Given data:
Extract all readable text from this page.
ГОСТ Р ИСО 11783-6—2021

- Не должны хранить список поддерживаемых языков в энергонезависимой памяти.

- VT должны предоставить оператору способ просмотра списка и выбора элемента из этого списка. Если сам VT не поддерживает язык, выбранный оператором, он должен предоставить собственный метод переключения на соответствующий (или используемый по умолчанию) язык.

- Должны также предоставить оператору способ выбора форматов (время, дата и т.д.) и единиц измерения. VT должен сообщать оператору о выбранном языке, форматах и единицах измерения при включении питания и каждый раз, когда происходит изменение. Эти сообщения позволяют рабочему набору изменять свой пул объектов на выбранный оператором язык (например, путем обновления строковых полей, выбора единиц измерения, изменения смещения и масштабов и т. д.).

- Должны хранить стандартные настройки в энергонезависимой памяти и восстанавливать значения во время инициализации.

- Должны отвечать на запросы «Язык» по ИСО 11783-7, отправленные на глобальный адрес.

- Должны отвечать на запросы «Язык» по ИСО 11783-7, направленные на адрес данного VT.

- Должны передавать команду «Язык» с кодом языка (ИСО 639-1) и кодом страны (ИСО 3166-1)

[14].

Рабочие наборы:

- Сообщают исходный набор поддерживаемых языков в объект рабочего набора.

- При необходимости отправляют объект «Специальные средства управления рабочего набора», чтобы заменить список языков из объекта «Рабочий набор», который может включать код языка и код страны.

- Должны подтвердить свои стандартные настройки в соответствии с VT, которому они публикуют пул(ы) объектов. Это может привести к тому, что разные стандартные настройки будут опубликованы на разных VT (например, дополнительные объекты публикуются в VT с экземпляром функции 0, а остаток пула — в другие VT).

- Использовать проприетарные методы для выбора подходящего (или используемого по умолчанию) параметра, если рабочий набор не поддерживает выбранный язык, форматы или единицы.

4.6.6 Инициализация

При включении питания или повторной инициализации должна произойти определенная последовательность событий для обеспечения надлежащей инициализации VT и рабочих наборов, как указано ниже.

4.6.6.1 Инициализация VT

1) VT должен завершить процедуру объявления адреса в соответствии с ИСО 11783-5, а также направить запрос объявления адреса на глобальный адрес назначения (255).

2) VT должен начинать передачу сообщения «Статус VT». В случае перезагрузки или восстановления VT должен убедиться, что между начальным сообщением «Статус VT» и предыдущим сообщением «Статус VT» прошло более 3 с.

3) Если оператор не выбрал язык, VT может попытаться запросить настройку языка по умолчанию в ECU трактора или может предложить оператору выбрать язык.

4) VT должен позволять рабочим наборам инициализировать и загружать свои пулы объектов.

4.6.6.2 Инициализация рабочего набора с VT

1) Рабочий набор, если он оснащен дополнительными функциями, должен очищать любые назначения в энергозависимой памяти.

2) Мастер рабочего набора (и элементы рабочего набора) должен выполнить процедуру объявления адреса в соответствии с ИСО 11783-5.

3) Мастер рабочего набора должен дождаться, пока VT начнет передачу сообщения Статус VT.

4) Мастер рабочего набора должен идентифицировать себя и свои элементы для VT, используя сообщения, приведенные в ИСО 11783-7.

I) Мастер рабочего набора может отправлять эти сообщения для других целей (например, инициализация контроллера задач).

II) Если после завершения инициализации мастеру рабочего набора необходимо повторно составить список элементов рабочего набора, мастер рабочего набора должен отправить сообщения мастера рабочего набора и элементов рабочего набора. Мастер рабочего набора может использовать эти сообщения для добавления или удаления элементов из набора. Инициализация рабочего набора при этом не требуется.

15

Problem:
Would you restate each of the entries word for word?

Result below:
Extract all readable text from this page.
ГОСТ Р ИСО 11783-6—2021

- Не должны хранить список поддерживаемых языков в энергонезависимой памяти.

- VT должны предоставить оператору способ просмотра списка и выбора элемента из этого списка. Если сам VT не поддерживает язык, выбранный оператором, он должен предоставить собственный метод переключения на соответствующий (или используемый по умолчанию) язык.

- Должны также предоставить оператору способ выбора форматов (время, дата и т.д.) и единиц измерения. VT должен сообщать оператору о выбранном языке, форматах и единицах измерения при включении питания и каждый раз, когда происходит изменение. Эти сообщения позволяют рабочему набору изменять свой пул объектов на выбранный оператором язык (например, путем обновления строковых полей, выбора единиц измерения, изменения смещения и масштабов и т. д.).

- Должны хранить стандартные настройки в энергонезависимой памяти и восстанавливать значения во время инициализации.

- Должны отвечать на запросы «Язык» по ИСО 11783-7, отправленные на глобальный адрес.

- Должны отвечать на запросы «Язык» по ИСО 11783-7, направленные на адрес данного VT.

- Должны передавать команду «Язык» с кодом языка (ИСО 639-1) и кодом страны (ИСО 3166-1)

[14].

Рабочие наборы:

- Сообщают исходный набор поддерживаемых языков в объект рабочего набора.

- При необходимости отправляют объект «Специальные средства управления рабочего набора», чтобы заменить список языков из объекта «Рабочий набор», который может включать код языка и код страны.

- Должны подтвердить свои стандартные настройки в соответствии с VT, которому они публикуют пул(ы) объектов. Это может привести к тому, что разные стандартные настройки будут опубликованы на разных VT (например, дополнительные объекты публикуются в VT с экземпляром функции 0, а остаток пула — в другие VT).

- Использовать проприетарные методы для выбора подходящего (или используемого по умолчанию) параметра, если рабочий набор не поддерживает выбранный язык, форматы или единицы.

4.6.6 Инициализация

При включении питания или повторной инициализации должна произойти определенная последовательность событий для обеспечения надлежащей инициализации VT и рабочих наборов, как указано ниже.

4.6.6.1 Инициализация VT

1) VT должен завершить процедуру объявления адреса в соответствии с ИСО 11783-5, а также направить запрос объявления адреса на глобальный адрес назначения (255).

2) VT должен начинать передачу сообщения «Статус VT». В случае перезагрузки или восстановления VT должен убедиться, что между начальным сообщением «Статус VT» и предыдущим сообщением «Статус VT» прошло более 3 с.

3) Если оператор не выбрал язык, VT может попытаться запросить настройку языка по умолчанию в ECU трактора или может предложить оператору выбрать язык.

4) VT должен позволять рабочим наборам инициализировать и загружать свои пулы объектов.

4.6.6.2 Инициализация рабочего набора с VT

1) Рабочий набор, если он оснащен дополнительными функциями, должен очищать любые назначения в энергозависимой памяти.

2) Мастер рабочего набора (и элементы рабочего набора) должен выполнить процедуру объявления адреса в соответствии с ИСО 11783-5.

3) Мастер рабочего набора должен дождаться, пока VT начнет передачу сообщения Статус VT.

4) Мастер рабочего набора должен идентифицировать себя и свои элементы для VT, используя сообщения, приведенные в ИСО 11783-7.

I) Мастер рабочего набора может отправлять эти сообщения для других целей (например, инициализация контроллера задач).

II) Если после завершения инициализации мастеру рабочего набора необходимо повторно составить список элементов рабочего набора, мастер рабочего набора должен отправить сообщения мастера рабочего набора и элементов рабочего набора. Мастер рабочего набора может использовать эти сообщения для добавления или удаления элементов из набора. Инициализация рабочего набора при этом не требуется.

15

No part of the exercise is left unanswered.